___ THE RECORDS ___
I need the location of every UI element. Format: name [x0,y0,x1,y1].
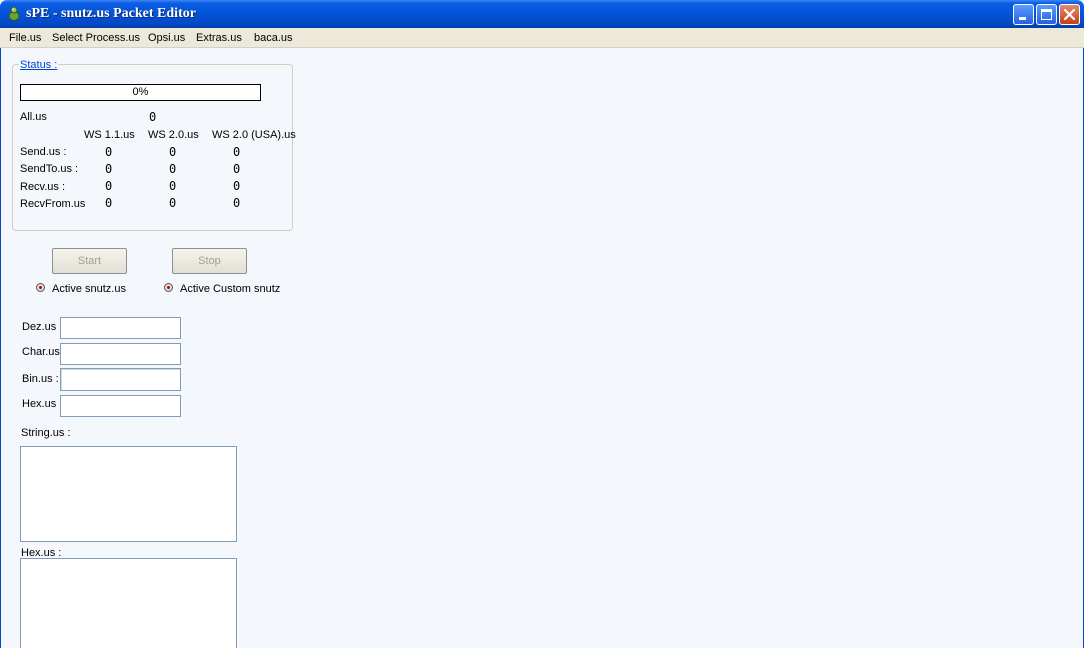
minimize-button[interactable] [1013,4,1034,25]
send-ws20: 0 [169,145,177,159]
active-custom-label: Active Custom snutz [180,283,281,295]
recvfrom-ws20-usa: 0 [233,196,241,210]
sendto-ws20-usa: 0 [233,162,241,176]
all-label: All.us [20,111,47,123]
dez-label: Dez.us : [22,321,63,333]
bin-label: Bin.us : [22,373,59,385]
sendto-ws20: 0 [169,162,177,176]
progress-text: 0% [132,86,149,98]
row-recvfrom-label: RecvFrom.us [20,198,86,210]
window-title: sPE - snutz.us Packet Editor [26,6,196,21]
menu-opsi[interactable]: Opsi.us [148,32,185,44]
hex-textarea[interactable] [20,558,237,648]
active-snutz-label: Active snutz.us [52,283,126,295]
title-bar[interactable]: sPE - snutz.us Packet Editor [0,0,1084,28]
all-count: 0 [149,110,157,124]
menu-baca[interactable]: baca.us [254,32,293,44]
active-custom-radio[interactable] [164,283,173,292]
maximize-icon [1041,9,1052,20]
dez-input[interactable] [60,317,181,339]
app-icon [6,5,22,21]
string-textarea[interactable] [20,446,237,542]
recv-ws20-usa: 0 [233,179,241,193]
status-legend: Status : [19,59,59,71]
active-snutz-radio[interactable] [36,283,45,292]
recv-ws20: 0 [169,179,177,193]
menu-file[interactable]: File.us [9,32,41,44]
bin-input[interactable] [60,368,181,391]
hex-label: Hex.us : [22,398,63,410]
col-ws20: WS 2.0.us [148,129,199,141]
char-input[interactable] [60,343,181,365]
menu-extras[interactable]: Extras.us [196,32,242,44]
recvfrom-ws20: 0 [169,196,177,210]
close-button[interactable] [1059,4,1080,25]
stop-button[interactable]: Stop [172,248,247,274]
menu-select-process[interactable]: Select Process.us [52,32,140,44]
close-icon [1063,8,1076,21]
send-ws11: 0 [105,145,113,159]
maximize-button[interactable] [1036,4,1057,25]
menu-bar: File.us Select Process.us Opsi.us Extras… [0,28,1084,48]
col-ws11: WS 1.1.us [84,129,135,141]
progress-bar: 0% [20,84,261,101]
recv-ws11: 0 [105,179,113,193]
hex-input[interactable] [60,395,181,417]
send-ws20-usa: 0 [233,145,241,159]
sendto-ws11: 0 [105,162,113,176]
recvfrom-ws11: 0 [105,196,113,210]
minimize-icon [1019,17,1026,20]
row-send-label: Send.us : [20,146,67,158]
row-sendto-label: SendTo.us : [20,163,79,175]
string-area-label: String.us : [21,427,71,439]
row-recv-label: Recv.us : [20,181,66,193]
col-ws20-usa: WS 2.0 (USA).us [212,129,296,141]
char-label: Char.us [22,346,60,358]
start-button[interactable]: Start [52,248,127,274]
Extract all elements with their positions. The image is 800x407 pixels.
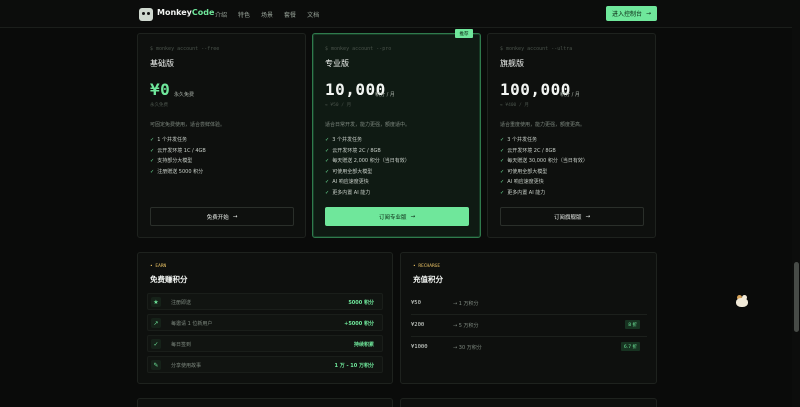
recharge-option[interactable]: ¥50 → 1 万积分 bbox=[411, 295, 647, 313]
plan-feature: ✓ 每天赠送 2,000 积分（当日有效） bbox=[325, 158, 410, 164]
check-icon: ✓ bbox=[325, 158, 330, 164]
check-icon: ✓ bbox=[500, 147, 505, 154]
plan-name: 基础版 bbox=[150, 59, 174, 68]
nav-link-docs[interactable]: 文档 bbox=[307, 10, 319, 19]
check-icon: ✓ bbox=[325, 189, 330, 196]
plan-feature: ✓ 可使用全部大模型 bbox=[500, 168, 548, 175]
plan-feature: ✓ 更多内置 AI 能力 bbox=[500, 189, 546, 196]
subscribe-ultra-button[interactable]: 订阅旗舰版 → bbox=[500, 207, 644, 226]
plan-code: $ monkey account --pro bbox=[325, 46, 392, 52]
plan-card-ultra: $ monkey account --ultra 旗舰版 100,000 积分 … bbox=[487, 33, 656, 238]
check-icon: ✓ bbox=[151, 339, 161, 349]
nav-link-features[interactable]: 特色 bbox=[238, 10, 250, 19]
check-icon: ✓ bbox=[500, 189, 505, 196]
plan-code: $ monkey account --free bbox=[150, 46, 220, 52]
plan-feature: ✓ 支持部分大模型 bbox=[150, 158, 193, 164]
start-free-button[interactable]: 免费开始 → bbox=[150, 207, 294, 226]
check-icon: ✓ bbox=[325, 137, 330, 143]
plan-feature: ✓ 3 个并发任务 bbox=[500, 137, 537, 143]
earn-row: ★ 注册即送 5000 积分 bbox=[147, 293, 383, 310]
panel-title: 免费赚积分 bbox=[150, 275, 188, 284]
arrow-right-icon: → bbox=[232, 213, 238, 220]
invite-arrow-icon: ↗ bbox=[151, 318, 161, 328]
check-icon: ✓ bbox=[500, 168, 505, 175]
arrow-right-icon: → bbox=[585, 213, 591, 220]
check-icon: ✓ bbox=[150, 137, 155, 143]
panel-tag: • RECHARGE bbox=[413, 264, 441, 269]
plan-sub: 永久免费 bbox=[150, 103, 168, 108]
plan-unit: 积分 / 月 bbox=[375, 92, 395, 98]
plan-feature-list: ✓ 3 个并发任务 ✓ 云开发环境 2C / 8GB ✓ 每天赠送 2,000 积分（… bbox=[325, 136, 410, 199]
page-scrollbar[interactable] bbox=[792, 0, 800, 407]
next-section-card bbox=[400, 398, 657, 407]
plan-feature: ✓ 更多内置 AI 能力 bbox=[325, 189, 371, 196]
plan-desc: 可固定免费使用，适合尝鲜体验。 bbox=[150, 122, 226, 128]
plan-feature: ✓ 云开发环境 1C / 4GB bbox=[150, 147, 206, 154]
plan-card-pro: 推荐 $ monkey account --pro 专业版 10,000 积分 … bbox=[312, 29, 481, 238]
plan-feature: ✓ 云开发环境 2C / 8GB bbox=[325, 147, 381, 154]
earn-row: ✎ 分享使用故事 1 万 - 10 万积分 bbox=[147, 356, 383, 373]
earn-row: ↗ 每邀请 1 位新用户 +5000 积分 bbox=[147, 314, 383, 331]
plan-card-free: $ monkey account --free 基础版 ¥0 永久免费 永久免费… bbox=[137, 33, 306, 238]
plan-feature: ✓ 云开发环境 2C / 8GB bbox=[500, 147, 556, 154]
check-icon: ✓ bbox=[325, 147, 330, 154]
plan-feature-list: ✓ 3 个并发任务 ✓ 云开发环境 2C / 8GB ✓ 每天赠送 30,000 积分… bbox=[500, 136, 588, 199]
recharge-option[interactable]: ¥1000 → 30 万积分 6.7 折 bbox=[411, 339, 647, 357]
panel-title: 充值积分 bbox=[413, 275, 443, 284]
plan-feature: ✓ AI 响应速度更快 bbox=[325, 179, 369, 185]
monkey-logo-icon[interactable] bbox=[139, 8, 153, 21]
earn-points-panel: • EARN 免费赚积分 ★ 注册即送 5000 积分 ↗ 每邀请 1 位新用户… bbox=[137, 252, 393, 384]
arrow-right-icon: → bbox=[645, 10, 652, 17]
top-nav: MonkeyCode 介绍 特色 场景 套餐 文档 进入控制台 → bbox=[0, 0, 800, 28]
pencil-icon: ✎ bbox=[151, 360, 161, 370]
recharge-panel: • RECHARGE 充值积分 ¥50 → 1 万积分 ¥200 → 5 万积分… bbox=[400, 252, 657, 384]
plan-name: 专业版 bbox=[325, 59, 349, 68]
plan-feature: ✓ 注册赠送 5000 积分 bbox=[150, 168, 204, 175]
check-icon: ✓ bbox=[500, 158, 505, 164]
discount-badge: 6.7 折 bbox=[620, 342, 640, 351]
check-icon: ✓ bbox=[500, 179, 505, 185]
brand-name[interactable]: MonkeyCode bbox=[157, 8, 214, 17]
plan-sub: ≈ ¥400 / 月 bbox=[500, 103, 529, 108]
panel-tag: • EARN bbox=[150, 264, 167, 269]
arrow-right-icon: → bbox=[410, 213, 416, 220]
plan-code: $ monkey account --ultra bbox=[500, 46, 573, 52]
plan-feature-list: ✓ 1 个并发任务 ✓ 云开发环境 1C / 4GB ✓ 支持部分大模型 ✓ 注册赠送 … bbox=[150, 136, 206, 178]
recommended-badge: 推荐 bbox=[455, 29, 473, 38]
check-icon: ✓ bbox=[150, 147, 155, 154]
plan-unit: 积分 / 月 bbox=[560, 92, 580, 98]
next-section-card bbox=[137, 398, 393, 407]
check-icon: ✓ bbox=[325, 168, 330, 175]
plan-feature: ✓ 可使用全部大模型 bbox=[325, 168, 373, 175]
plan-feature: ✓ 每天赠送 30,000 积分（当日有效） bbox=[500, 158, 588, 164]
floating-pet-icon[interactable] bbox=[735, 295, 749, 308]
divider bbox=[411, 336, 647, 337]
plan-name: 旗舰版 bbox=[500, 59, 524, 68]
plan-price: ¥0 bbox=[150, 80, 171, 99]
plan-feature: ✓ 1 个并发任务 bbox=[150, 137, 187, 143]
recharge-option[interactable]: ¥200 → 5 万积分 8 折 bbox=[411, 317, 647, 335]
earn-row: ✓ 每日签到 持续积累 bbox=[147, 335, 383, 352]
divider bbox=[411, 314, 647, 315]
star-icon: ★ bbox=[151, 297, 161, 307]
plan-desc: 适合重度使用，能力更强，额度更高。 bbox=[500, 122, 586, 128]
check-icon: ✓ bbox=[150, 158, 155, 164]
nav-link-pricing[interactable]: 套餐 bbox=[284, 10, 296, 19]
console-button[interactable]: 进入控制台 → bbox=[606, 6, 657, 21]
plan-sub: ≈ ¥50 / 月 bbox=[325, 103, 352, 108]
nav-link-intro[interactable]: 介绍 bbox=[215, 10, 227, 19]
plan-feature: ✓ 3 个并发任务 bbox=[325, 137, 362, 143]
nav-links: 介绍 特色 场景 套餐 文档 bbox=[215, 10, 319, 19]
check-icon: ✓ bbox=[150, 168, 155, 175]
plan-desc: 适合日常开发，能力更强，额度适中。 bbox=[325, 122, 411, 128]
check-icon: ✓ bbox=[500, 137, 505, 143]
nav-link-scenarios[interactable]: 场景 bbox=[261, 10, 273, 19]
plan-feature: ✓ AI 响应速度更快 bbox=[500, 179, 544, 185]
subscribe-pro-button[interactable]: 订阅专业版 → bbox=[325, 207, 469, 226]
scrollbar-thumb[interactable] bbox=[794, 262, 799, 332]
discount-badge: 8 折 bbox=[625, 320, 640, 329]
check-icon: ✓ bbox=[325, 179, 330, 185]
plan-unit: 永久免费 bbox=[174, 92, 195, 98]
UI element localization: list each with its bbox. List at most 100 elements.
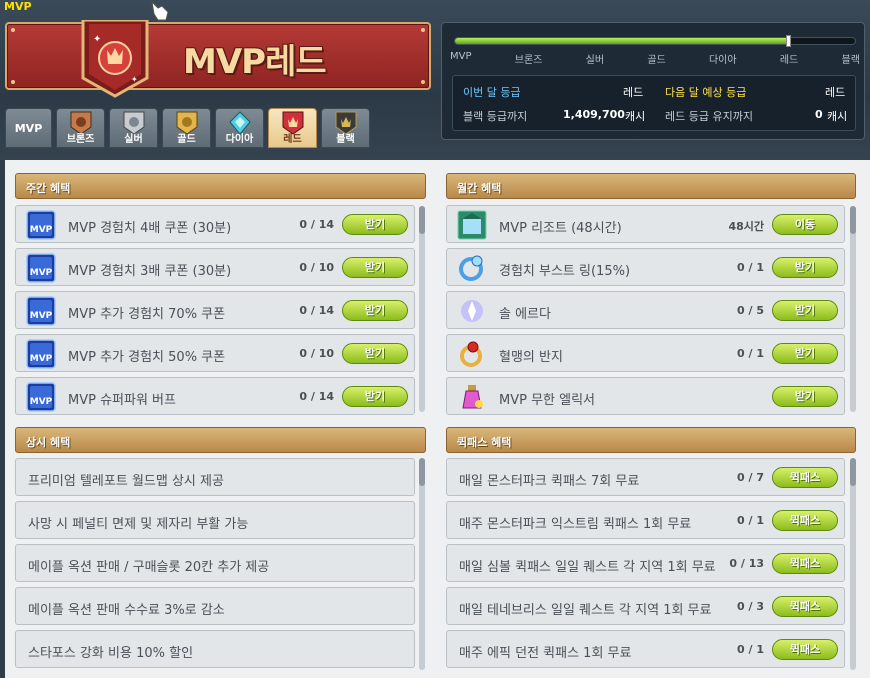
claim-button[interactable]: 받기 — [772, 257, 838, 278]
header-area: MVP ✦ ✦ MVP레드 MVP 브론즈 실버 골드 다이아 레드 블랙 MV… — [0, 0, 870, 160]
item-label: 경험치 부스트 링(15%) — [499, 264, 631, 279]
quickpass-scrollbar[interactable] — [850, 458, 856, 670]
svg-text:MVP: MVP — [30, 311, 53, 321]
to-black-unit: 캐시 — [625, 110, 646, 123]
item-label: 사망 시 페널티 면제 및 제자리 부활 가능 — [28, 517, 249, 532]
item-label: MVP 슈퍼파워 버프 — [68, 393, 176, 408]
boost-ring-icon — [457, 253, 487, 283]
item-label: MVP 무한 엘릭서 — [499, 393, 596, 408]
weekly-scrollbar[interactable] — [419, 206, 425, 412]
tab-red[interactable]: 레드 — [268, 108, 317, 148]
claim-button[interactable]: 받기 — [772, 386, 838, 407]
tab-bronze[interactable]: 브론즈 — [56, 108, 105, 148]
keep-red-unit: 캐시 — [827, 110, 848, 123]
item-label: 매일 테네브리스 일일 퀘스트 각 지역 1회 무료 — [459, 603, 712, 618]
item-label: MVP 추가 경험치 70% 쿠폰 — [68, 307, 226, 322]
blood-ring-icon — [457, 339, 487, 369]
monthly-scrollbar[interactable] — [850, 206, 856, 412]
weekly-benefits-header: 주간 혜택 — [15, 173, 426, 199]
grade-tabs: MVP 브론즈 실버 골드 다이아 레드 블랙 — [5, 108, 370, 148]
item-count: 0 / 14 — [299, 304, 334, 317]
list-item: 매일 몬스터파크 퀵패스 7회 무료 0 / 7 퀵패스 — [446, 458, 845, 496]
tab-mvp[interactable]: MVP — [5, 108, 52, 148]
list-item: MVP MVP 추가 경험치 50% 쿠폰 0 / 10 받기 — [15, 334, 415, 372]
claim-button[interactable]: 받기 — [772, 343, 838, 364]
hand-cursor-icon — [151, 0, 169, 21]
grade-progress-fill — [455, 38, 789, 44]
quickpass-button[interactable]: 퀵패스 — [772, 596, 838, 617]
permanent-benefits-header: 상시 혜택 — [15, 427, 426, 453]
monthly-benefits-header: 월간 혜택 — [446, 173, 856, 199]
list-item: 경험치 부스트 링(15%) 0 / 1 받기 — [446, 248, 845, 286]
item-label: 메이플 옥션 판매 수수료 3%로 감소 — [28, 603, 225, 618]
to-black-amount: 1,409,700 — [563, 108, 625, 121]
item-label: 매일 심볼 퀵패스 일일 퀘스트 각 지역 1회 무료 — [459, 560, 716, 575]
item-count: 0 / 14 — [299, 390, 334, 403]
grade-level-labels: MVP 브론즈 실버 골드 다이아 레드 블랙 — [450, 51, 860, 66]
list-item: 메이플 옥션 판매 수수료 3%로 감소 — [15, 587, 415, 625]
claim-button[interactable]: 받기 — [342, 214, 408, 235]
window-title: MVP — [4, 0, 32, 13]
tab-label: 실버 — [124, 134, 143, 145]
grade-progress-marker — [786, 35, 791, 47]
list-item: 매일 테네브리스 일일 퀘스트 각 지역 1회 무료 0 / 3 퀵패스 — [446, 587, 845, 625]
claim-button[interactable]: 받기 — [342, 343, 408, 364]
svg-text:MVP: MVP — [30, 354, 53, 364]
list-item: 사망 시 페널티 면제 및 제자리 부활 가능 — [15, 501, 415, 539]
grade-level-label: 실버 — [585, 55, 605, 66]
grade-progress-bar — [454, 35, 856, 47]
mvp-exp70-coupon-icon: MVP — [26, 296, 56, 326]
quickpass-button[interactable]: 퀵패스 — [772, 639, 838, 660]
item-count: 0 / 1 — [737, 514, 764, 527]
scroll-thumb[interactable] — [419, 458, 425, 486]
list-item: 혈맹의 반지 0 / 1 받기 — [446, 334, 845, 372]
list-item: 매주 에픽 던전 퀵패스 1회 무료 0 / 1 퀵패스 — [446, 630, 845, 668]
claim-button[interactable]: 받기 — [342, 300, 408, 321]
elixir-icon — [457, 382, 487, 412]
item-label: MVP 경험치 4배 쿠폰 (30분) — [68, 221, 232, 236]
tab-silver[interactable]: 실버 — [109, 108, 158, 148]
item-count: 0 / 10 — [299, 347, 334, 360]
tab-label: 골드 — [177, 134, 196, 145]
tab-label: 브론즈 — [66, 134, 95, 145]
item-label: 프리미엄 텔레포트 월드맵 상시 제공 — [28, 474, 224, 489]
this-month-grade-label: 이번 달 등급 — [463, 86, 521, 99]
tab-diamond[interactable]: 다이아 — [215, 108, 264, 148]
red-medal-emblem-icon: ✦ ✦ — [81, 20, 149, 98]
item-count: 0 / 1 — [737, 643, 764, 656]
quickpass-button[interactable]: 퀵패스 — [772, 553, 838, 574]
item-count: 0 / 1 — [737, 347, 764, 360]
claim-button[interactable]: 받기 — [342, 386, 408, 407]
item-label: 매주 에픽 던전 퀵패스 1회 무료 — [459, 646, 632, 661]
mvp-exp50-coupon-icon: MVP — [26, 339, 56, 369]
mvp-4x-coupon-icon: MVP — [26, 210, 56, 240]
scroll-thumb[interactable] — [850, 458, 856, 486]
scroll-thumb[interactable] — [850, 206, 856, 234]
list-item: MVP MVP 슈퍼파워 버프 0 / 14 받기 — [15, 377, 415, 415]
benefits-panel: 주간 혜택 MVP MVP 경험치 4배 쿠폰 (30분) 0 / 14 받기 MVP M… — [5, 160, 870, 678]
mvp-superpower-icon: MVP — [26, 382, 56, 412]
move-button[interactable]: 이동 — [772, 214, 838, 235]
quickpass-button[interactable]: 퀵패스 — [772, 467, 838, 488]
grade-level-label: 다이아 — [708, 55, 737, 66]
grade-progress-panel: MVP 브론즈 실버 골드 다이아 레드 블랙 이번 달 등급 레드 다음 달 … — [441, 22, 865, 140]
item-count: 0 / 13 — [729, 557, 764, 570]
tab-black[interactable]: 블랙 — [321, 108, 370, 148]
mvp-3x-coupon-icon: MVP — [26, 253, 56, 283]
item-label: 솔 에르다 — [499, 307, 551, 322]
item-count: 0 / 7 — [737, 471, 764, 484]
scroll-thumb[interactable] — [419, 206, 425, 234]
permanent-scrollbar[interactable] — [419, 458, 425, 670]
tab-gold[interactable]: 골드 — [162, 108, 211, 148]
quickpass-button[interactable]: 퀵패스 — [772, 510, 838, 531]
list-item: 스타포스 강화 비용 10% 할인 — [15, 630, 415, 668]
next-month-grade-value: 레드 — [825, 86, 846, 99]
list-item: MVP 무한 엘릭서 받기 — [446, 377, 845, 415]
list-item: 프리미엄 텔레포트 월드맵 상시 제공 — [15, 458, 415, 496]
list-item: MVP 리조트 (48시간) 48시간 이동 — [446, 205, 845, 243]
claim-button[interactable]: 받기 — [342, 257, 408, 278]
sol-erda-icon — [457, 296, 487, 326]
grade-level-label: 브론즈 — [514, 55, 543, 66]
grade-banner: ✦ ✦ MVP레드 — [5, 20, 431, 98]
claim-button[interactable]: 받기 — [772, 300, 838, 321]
___
* WHAT IS NEEDED:
Put the lines of the records starting at the one containing "claim-button[interactable]: 받기 — [772, 257, 838, 278]" and ending at the one containing "blood-ring-icon — [457, 339, 487, 369]" into a JSON list of strings, one string per line, with blank lines left out.

* THE RESULT:
[
  "claim-button[interactable]: 받기 — [772, 257, 838, 278]",
  "header-area: MVP ✦ ✦ MVP레드 MVP 브론즈 실버 골드 다이아 레드 블랙 MV… — [0, 0, 870, 160]",
  "item-label: 경험치 부스트 링(15%) — [499, 264, 631, 279]",
  "quickpass-scrollbar[interactable] — [850, 458, 856, 670]",
  "svg-text:MVP: MVP — [30, 311, 53, 321]",
  "to-black-unit: 캐시 — [625, 110, 646, 123]",
  "item-label: 사망 시 페널티 면제 및 제자리 부활 가능 — [28, 517, 249, 532]",
  "item-label: MVP 슈퍼파워 버프 — [68, 393, 176, 408]",
  "boost-ring-icon — [457, 253, 487, 283]",
  "item-label: MVP 무한 엘릭서 — [499, 393, 596, 408]",
  "weekly-scrollbar[interactable] — [419, 206, 425, 412]",
  "tab-red[interactable]: 레드 — [268, 108, 317, 148]",
  "claim-button[interactable]: 받기 — [772, 386, 838, 407]",
  "tab-bronze[interactable]: 브론즈 — [56, 108, 105, 148]",
  "keep-red-unit: 캐시 — [827, 110, 848, 123]",
  "item-label: 매일 테네브리스 일일 퀘스트 각 지역 1회 무료 — [459, 603, 712, 618]",
  "item-label: MVP 추가 경험치 70% 쿠폰 — [68, 307, 226, 322]",
  "blood-ring-icon — [457, 339, 487, 369]"
]